**TEXTE FOURNI:**
%%

1927 - Il est né à Machhad, la capitale de Khorasan, haut lieu de la renaissance de la langue et du développement de la poésie classique persane. Plus tard, il se donne la tâche de rapprocher le Khorasan du Mazandéran, lieu de naissance de la nouvelle poésie persane fondée par Nima Youshidj. La poésie d’Akhavan, synthèse sophistiquée et élaborée de ces deux courants, sera un aller-retour constant entre ces deux écoles.

1947 - Il finit ses études à l’École technique de Machhad pour devenir forgeron. Mais il deviendra un maître bijoutier incontestable dans le domaine de la poésie moderne iranienne.

1948 - Il ne tarde pas à échanger le marteau contre la plume et à découvrir sa véritable vocation, c’est-à-dire le travail sur les mots et l’expression des souffrances et des aspirations de son peuple. Il s’inscrit au lycée du Shahreza pour étudier la littérature. La même année, il participe au tirage au sort de l’armée et obtient 2 ans d’exemption de service militaire. Il est ensuite embauché à l’Éducation Nationale et part en mission à Varamin pour créer l’École d’Amin Abad Bahrâm Soukhteh.

%%

**EXTRAIT DE DONNÉES:**
%%

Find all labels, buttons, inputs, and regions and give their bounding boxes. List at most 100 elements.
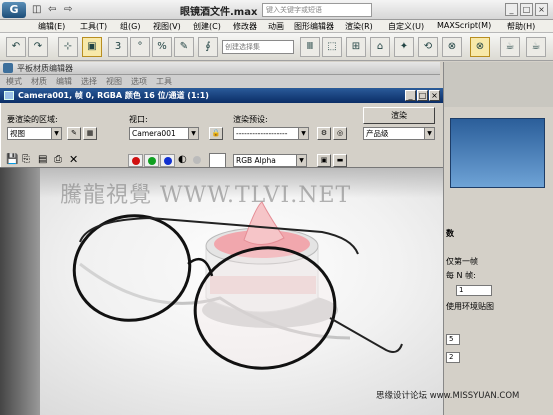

%%

**TRAVAIL À FAIRE:**
**a.** D'après le texte fourni, dans quel établissement Akhavan a-t-il terminé ses études en 1947 ?
**b.** Recopiez le passage du texte fourni depuis « 1927 - Il est » jusqu'à « poésie moderne iranienne. » inclus.
Les lignes n'interviennent pas dans ce travail.

**RÉPONSES RÉDIGÉES:**
**a.** À l'École technique de Machhad.

**b.**
1927 - Il est né à Machhad, la capitale de Khorasan, haut lieu de la renaissance de la langue et du développement de la poésie classique persane. Plus tard, il se donne la tâche de rapprocher le Khorasan du Mazandéran, lieu de naissance de la nouvelle poésie persane fondée par Nima Youshidj. La poésie d’Akhavan, synthèse sophistiquée et élaborée de ces deux courants, sera un aller-retour constant entre ces deux écoles.

1947 - Il finit ses études à l’École technique de Machhad pour devenir forgeron. Mais il deviendra un maître bijoutier incontestable dans le domaine de la poésie moderne iranienne.